• WRITTEN PROBLEM:
Transcribe each line of the records below exactly, excluding any embedded images.

• DATA TO PROCESS:
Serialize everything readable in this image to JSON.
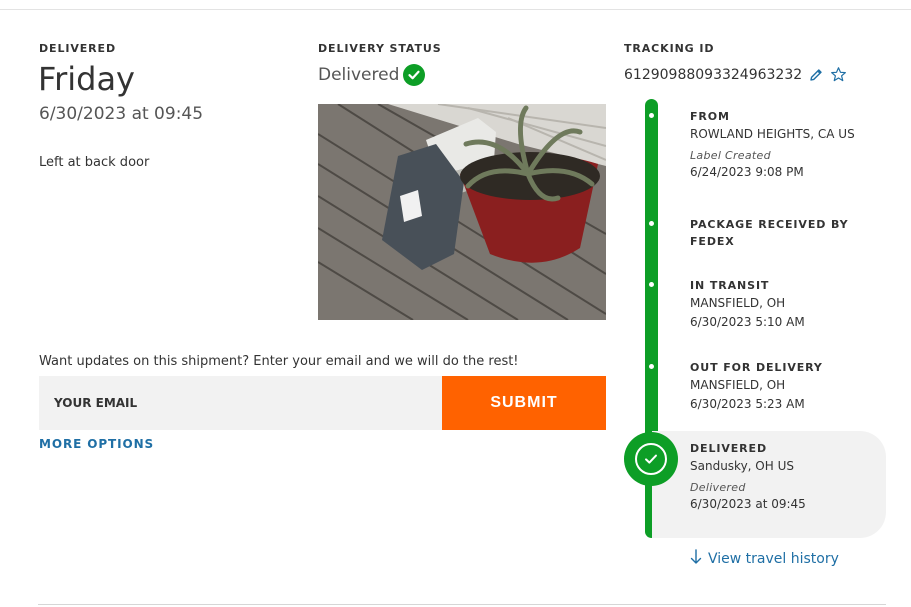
{
  "summary": {
    "delivered_label": "DELIVERED",
    "day": "Friday",
    "datetime": "6/30/2023 at 09:45",
    "note": "Left at back door"
  },
  "status": {
    "label": "DELIVERY STATUS",
    "value": "Delivered",
    "icon": "check-circle-icon",
    "color": "#0d9e26"
  },
  "tracking": {
    "label": "TRACKING ID",
    "id": "612909880933249632 32",
    "edit_icon": "pencil-icon",
    "favorite_icon": "star-icon"
  },
  "updates": {
    "prompt": "Want updates on this shipment? Enter your email and we will do the rest!",
    "email_placeholder": "YOUR EMAIL",
    "submit_label": "SUBMIT",
    "more_options": "MORE OPTIONS"
  },
  "timeline": {
    "events": [
      {
        "title": "FROM",
        "location": "ROWLAND HEIGHTS, CA US",
        "status": "Label Created",
        "time": "6/24/2023 9:08 PM"
      },
      {
        "title": "PACKAGE RECEIVED BY",
        "title2": "FEDEX"
      },
      {
        "title": "IN TRANSIT",
        "location": "MANSFIELD, OH",
        "time": "6/30/2023 5:10 AM"
      },
      {
        "title": "OUT FOR DELIVERY",
        "location": "MANSFIELD, OH",
        "time": "6/30/2023 5:23 AM"
      },
      {
        "title": "DELIVERED",
        "location": "Sandusky, OH US",
        "status": "Delivered",
        "time": "6/30/2023 at 09:45"
      }
    ],
    "view_history": "View travel history"
  },
  "colors": {
    "accent_green": "#0d9e26",
    "submit_orange": "#ff6200",
    "link_blue": "#1f6fa5"
  }
}
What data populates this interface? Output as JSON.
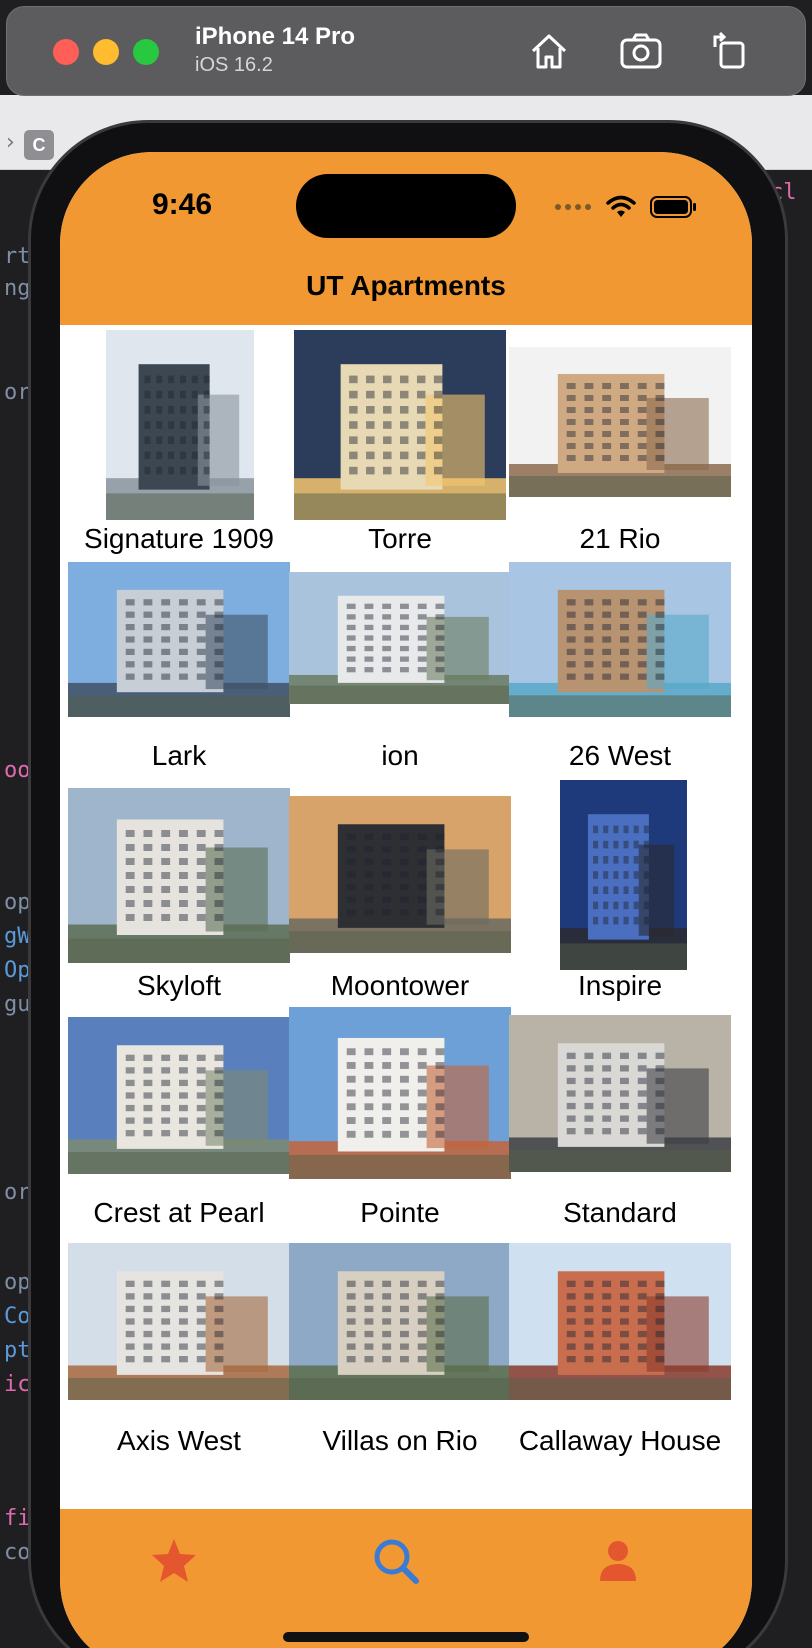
{
  "simulator": {
    "device_name": "iPhone 14 Pro",
    "os_version": "iOS 16.2",
    "buttons": [
      "home-icon",
      "screenshot-icon",
      "rotate-icon"
    ]
  },
  "status_bar": {
    "time": "9:46",
    "icons": [
      "signal-dots-icon",
      "wifi-icon",
      "battery-icon"
    ]
  },
  "nav": {
    "title": "UT Apartments"
  },
  "apartments": [
    {
      "name": "Signature 1909",
      "palette": [
        "#dfe6ee",
        "#3d4752",
        "#8a949e"
      ]
    },
    {
      "name": "Torre",
      "palette": [
        "#2b3d5a",
        "#e8d9b5",
        "#f4c56e"
      ]
    },
    {
      "name": "21 Rio",
      "palette": [
        "#f2f2f2",
        "#cfa982",
        "#8c6b4e"
      ]
    },
    {
      "name": "Lark",
      "palette": [
        "#7eaee0",
        "#c7ced6",
        "#3f5166"
      ]
    },
    {
      "name": "ion",
      "palette": [
        "#a9c3dc",
        "#e8e9ea",
        "#6b7d61"
      ]
    },
    {
      "name": "26 West",
      "palette": [
        "#a8c5e3",
        "#b89372",
        "#59a8c9"
      ]
    },
    {
      "name": "Skyloft",
      "palette": [
        "#9fb5cc",
        "#e6e3de",
        "#5c6e53"
      ]
    },
    {
      "name": "Moontower",
      "palette": [
        "#d8a36a",
        "#2e2f33",
        "#6b6b60"
      ]
    },
    {
      "name": "Inspire",
      "palette": [
        "#1e3a7a",
        "#4a6fc0",
        "#2a2a30"
      ]
    },
    {
      "name": "Crest at Pearl",
      "palette": [
        "#5a7fbd",
        "#e9e6df",
        "#7d8a72"
      ]
    },
    {
      "name": "Pointe",
      "palette": [
        "#6ea0d8",
        "#f0efeb",
        "#c4643a"
      ]
    },
    {
      "name": "Standard",
      "palette": [
        "#b9b2a6",
        "#d9d8d5",
        "#3d3f45"
      ]
    },
    {
      "name": "Axis West",
      "palette": [
        "#d4dee9",
        "#e6e4e0",
        "#a7693e"
      ]
    },
    {
      "name": "Villas on Rio",
      "palette": [
        "#8ea9c6",
        "#d7cfc1",
        "#5a6e4a"
      ]
    },
    {
      "name": "Callaway House",
      "palette": [
        "#cfe0f1",
        "#c96d4f",
        "#8a3a2b"
      ]
    }
  ],
  "tab_bar": {
    "tabs": [
      {
        "icon": "star-icon",
        "selected": false,
        "color": "#e4572e"
      },
      {
        "icon": "search-icon",
        "selected": true,
        "color": "#3a7bd5"
      },
      {
        "icon": "person-icon",
        "selected": false,
        "color": "#e4572e"
      }
    ]
  },
  "colors": {
    "accent": "#f29833",
    "tab_selected": "#3a7bd5",
    "tab_unselected": "#e4572e"
  }
}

• REPLY:
Serialize everything readable in this image to JSON.
{
  "summary": {
    "delivered_label": "DELIVERED",
    "day": "Friday",
    "datetime": "6/30/2023 at 09:45",
    "note": "Left at back door"
  },
  "status": {
    "label": "DELIVERY STATUS",
    "value": "Delivered",
    "icon": "check-circle-icon",
    "color": "#0d9e26"
  },
  "tracking": {
    "label": "TRACKING ID",
    "id": "612909880933249632 32",
    "edit_icon": "pencil-icon",
    "favorite_icon": "star-icon"
  },
  "updates": {
    "prompt": "Want updates on this shipment? Enter your email and we will do the rest!",
    "email_placeholder": "YOUR EMAIL",
    "submit_label": "SUBMIT",
    "more_options": "MORE OPTIONS"
  },
  "timeline": {
    "events": [
      {
        "title": "FROM",
        "location": "ROWLAND HEIGHTS, CA US",
        "status": "Label Created",
        "time": "6/24/2023 9:08 PM"
      },
      {
        "title": "PACKAGE RECEIVED BY",
        "title2": "FEDEX"
      },
      {
        "title": "IN TRANSIT",
        "location": "MANSFIELD, OH",
        "time": "6/30/2023 5:10 AM"
      },
      {
        "title": "OUT FOR DELIVERY",
        "location": "MANSFIELD, OH",
        "time": "6/30/2023 5:23 AM"
      },
      {
        "title": "DELIVERED",
        "location": "Sandusky, OH US",
        "status": "Delivered",
        "time": "6/30/2023 at 09:45"
      }
    ],
    "view_history": "View travel history"
  },
  "colors": {
    "accent_green": "#0d9e26",
    "submit_orange": "#ff6200",
    "link_blue": "#1f6fa5"
  }
}
What data populates this interface? Output as JSON.
{
  "simulator": {
    "device_name": "iPhone 14 Pro",
    "os_version": "iOS 16.2",
    "buttons": [
      "home-icon",
      "screenshot-icon",
      "rotate-icon"
    ]
  },
  "status_bar": {
    "time": "9:46",
    "icons": [
      "signal-dots-icon",
      "wifi-icon",
      "battery-icon"
    ]
  },
  "nav": {
    "title": "UT Apartments"
  },
  "apartments": [
    {
      "name": "Signature 1909",
      "palette": [
        "#dfe6ee",
        "#3d4752",
        "#8a949e"
      ]
    },
    {
      "name": "Torre",
      "palette": [
        "#2b3d5a",
        "#e8d9b5",
        "#f4c56e"
      ]
    },
    {
      "name": "21 Rio",
      "palette": [
        "#f2f2f2",
        "#cfa982",
        "#8c6b4e"
      ]
    },
    {
      "name": "Lark",
      "palette": [
        "#7eaee0",
        "#c7ced6",
        "#3f5166"
      ]
    },
    {
      "name": "ion",
      "palette": [
        "#a9c3dc",
        "#e8e9ea",
        "#6b7d61"
      ]
    },
    {
      "name": "26 West",
      "palette": [
        "#a8c5e3",
        "#b89372",
        "#59a8c9"
      ]
    },
    {
      "name": "Skyloft",
      "palette": [
        "#9fb5cc",
        "#e6e3de",
        "#5c6e53"
      ]
    },
    {
      "name": "Moontower",
      "palette": [
        "#d8a36a",
        "#2e2f33",
        "#6b6b60"
      ]
    },
    {
      "name": "Inspire",
      "palette": [
        "#1e3a7a",
        "#4a6fc0",
        "#2a2a30"
      ]
    },
    {
      "name": "Crest at Pearl",
      "palette": [
        "#5a7fbd",
        "#e9e6df",
        "#7d8a72"
      ]
    },
    {
      "name": "Pointe",
      "palette": [
        "#6ea0d8",
        "#f0efeb",
        "#c4643a"
      ]
    },
    {
      "name": "Standard",
      "palette": [
        "#b9b2a6",
        "#d9d8d5",
        "#3d3f45"
      ]
    },
    {
      "name": "Axis West",
      "palette": [
        "#d4dee9",
        "#e6e4e0",
        "#a7693e"
      ]
    },
    {
      "name": "Villas on Rio",
      "palette": [
        "#8ea9c6",
        "#d7cfc1",
        "#5a6e4a"
      ]
    },
    {
      "name": "Callaway House",
      "palette": [
        "#cfe0f1",
        "#c96d4f",
        "#8a3a2b"
      ]
    }
  ],
  "tab_bar": {
    "tabs": [
      {
        "icon": "star-icon",
        "selected": false,
        "color": "#e4572e"
      },
      {
        "icon": "search-icon",
        "selected": true,
        "color": "#3a7bd5"
      },
      {
        "icon": "person-icon",
        "selected": false,
        "color": "#e4572e"
      }
    ]
  },
  "colors": {
    "accent": "#f29833",
    "tab_selected": "#3a7bd5",
    "tab_unselected": "#e4572e"
  }
}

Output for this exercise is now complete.